Task -
Isolate every line in the records below with "Probabilistic" in it.

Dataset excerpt
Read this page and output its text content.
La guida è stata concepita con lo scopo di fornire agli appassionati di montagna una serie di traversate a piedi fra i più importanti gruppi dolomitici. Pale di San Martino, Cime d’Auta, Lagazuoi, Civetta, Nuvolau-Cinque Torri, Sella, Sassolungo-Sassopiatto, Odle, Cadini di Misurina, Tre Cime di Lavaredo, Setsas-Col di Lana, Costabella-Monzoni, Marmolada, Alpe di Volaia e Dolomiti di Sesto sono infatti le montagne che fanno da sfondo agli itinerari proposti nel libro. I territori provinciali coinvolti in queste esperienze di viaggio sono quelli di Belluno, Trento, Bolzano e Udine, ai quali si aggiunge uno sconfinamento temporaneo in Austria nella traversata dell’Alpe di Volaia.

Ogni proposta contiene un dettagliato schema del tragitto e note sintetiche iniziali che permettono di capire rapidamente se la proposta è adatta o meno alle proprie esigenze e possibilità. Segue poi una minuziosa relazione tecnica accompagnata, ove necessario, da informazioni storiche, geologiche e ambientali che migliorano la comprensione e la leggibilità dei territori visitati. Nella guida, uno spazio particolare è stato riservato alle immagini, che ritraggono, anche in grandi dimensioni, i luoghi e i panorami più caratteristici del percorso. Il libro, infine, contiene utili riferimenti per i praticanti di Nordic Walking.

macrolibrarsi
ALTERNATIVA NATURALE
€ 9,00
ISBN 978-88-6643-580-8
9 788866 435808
--
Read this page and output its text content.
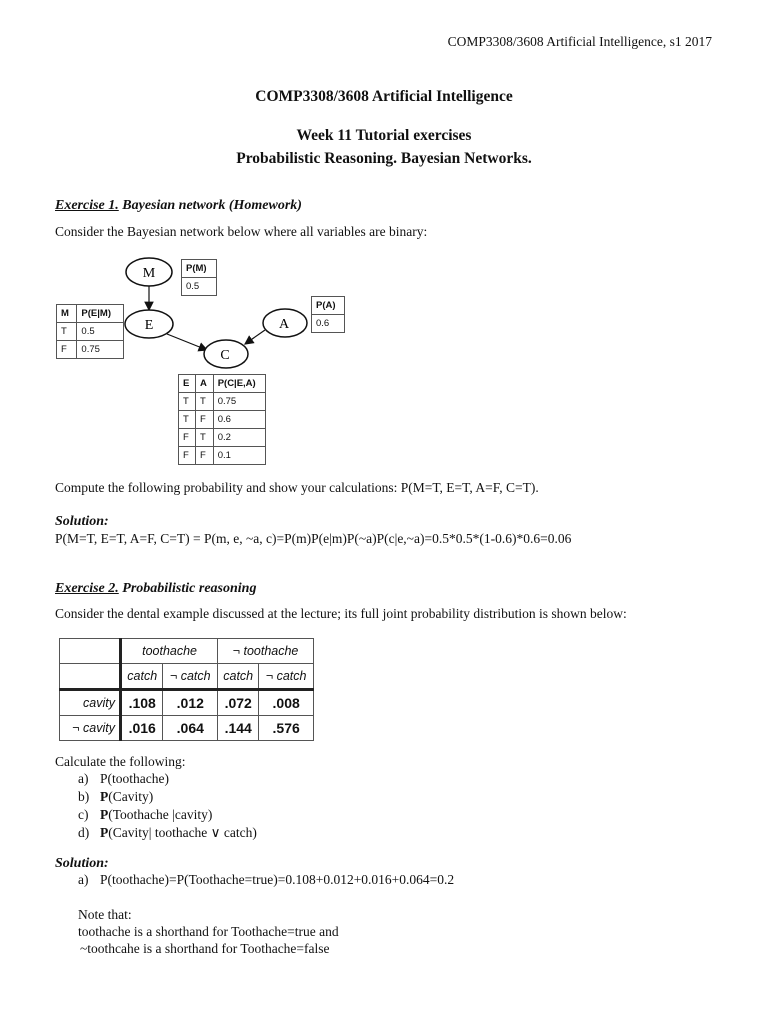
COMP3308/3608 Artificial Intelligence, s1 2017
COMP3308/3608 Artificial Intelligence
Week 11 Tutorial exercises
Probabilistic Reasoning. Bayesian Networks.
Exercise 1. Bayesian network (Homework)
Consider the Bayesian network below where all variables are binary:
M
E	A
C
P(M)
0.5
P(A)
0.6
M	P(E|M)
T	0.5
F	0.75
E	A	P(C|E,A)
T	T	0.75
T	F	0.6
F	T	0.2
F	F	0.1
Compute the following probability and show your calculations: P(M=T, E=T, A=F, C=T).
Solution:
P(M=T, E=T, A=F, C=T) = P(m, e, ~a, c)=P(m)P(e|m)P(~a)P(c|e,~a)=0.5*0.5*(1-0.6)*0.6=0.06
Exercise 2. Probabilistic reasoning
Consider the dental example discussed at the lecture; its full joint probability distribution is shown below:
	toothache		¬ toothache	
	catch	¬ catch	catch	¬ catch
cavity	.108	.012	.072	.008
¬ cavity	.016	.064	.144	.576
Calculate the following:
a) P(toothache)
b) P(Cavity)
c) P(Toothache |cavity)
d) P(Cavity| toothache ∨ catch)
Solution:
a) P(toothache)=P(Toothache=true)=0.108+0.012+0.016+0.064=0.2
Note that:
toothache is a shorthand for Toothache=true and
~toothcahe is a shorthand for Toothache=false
--
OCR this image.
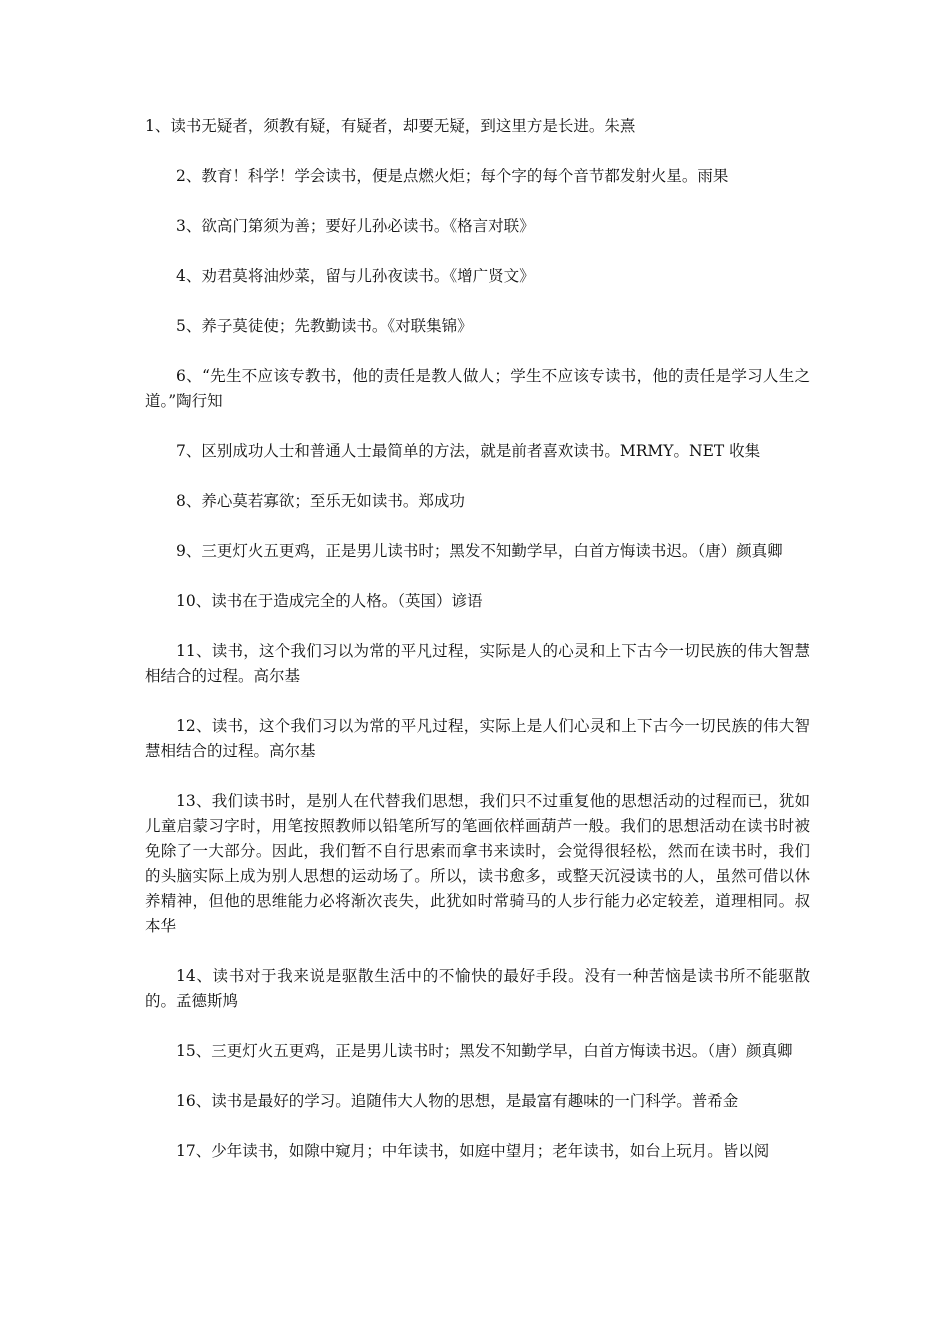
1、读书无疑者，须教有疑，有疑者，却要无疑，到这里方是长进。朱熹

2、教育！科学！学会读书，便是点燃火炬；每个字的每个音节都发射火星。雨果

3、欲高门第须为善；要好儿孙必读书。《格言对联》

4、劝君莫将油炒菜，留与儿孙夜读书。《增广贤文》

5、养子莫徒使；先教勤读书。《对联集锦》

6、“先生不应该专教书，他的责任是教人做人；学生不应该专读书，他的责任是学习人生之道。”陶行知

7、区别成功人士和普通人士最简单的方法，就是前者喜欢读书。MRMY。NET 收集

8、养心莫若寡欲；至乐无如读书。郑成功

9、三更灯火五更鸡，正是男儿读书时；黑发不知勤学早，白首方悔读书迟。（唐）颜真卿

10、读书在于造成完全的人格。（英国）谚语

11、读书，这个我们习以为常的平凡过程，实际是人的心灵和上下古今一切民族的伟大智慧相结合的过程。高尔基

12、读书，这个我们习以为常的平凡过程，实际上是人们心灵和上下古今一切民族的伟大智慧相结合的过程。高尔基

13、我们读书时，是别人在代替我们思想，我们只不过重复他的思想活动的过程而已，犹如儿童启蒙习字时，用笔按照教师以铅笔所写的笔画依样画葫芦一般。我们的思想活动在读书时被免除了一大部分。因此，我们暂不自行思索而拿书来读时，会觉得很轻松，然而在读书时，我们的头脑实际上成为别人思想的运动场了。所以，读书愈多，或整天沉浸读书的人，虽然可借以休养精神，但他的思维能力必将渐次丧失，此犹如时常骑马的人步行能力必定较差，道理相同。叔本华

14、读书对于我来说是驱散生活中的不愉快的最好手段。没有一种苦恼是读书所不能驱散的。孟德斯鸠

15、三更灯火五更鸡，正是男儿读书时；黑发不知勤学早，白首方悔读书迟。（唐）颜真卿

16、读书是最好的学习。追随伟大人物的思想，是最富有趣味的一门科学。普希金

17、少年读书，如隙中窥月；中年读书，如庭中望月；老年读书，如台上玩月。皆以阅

Full solution -
Probabilistic Reasoning. Bayesian Networks.
Exercise 2. Probabilistic reasoning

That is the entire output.